* _WHAT IS BEING ASKED_
Answer these from the blog post below:
(a) According to the update, what was the Bigfoot in the freezer?
(b) Which baseball player does the post name as a spy?
(c) Which virus family does LabRat guess the "loopy" viruses in the tattoo belong to?

* _EXCERPT PROVIDED_
-*-*-

Wednesday, August 20, 2008

Random Weirdness

Do you believe that these guys have Bigfoot in a freezer? As Tam says: "The find of an Appalachian Bigfoot is especially amazing, since the critter has to be stealthy, living in a neck of the woods that has had sports stadiums and outlet malls since neolithic times." I mean, I love cryptzoology as well as anyone, but an old fur coat, some guts from a roadkill, and 'possum DNA do not an anthropoid make.

(Update: it is a frozen gorilla suit. Best line: ""Once he perpetrated a fraud, that goes into his credibility and integrity," Turner said. "He has violated the duty of a police officer." ")

World's smallest snake found.

Seriously weird Japanese drinks. Anyone up for "Placenta 400,000"?

Stingray at Atomic Nerds makes a case for nukes IN your back yard.

Is Yao Ming the product of Chinese eugenics, selected for height?

Julia Child was a spy, (as were Jack Hemingway, Kermit Roosevelt, and baseball player Moe Berg). This has been generally known but just confirmed now.

Doctor Hypercube has a post up examining the steampunk esthetic. A good quote, warning against too- perfect utopias: ""The problem with the future is that there are people in it - a fact that I think we’re realizing."

Scientists are studying antibodies from nonagenarian survivors of the 1918 flu.

And in that vein, here is a fascinating tattoo of viruses escaping form Pandora's box, on the shoulder of an immunologist.I'd bet an immunologist could recognize them. What do you think, Nate, LabRat, Stingray?

Up soon: successful mushrooming and maybe some reviews..

7 comments:

LabRat said...

I'd bet the "loopy" viruses are filoviruses, the family Ebola and Marburg belong to- they look kind of distinctive (and varied) under a microscope. I think the spiky balls are HIV. The jelly beans... don't ring a bell.

As an idea? Awesome.

Anonymous said...

I was more taken with the execution. Someone's got a damn fine skin artist there. On periodic (pardon the pun) trips through the Science Tattoo Emporium linked at yon article, it's always amazing the wild variance in tattoo quality. Almost every concept there is cool as all get out, but you gotta wonder if some of our fellow inked geeks did any research outside their field, y'know, perhaps to find an artist with a concept of things like uniform line thickness, or in a couple cases, even just plain a straight line.

-*-*-

* _STUDY MATERIAL_
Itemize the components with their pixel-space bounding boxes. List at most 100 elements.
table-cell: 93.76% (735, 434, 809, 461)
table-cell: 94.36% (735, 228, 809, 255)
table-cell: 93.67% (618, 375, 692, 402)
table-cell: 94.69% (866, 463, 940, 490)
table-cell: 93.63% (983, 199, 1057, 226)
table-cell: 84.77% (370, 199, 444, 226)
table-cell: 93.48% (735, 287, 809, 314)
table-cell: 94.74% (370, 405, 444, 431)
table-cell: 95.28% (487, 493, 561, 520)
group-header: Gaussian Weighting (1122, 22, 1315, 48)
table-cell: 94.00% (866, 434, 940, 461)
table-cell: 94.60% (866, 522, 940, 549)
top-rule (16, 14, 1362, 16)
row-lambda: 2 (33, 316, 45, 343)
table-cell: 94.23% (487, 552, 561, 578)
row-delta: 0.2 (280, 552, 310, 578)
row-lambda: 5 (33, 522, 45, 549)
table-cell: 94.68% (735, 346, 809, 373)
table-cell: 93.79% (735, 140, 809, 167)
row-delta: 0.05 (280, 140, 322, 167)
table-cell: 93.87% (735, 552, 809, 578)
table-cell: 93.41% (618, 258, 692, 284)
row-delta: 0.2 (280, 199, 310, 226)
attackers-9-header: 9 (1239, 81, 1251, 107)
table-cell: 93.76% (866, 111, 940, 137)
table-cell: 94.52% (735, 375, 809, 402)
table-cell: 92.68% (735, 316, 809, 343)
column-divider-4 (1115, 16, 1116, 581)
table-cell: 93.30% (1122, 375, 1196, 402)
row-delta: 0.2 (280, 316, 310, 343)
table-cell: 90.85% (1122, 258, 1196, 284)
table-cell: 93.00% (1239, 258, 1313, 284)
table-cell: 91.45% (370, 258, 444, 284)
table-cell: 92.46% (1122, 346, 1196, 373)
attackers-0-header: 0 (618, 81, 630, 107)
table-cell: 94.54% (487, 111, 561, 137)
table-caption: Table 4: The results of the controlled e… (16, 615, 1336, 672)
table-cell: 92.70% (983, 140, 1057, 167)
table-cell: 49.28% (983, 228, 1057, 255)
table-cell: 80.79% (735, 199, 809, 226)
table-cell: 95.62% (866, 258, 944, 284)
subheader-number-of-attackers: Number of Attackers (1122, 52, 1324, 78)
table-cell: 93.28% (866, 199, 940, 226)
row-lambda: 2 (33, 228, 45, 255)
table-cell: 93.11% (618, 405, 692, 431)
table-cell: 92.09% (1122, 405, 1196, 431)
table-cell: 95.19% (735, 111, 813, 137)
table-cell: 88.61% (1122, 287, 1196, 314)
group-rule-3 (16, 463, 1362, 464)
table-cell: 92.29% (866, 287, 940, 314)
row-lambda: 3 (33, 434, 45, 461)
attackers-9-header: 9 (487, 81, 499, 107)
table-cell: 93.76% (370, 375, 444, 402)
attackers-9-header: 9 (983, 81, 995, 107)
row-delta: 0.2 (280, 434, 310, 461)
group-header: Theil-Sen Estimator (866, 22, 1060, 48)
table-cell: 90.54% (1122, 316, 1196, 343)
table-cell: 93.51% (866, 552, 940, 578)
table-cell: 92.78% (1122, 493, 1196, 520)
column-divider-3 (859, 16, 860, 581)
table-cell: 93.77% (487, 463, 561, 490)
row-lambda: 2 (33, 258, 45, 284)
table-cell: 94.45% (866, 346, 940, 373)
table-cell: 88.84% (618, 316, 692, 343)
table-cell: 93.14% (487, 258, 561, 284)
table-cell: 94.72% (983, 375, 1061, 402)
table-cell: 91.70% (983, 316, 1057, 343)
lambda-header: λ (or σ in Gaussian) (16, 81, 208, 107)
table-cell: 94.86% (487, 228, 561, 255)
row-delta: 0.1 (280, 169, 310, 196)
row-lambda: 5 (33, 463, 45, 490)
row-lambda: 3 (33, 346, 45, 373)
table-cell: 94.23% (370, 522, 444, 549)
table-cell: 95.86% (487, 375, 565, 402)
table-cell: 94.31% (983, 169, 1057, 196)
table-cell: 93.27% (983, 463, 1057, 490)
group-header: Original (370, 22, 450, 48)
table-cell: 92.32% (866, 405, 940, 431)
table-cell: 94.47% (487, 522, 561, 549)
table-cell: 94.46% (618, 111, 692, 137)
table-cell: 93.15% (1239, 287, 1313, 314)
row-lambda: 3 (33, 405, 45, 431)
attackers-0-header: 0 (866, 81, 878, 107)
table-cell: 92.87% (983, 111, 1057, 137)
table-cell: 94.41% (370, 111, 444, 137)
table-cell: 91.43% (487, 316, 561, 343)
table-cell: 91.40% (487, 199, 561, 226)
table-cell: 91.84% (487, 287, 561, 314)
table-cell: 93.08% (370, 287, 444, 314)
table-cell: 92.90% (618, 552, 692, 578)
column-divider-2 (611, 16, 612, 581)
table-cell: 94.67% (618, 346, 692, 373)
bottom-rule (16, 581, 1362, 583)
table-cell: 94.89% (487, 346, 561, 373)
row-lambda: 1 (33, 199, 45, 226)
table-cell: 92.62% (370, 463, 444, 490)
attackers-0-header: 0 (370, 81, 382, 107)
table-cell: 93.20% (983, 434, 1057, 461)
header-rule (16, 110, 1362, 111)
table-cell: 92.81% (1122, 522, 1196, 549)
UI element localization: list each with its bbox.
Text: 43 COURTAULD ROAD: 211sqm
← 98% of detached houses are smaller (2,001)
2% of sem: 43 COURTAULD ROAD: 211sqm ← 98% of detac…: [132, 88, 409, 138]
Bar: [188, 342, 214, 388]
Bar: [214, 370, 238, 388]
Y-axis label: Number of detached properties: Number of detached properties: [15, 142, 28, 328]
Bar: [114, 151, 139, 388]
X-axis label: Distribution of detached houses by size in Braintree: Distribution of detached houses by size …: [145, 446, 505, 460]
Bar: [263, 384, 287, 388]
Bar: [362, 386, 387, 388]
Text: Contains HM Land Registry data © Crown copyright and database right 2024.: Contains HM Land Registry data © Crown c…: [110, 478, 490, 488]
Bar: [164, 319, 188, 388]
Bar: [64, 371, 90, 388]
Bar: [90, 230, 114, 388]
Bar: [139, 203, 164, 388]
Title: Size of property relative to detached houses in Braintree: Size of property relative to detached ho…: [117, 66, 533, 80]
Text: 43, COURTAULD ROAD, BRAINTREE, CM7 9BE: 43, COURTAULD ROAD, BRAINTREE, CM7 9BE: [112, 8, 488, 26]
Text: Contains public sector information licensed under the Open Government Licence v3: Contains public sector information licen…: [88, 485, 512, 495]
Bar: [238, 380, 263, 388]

-*-*-

* _EXPECTED OUTPUT_
(a) A frozen gorilla suit.
(b) Moe Berg.
(c) Filoviruses, the family that includes Ebola and Marburg.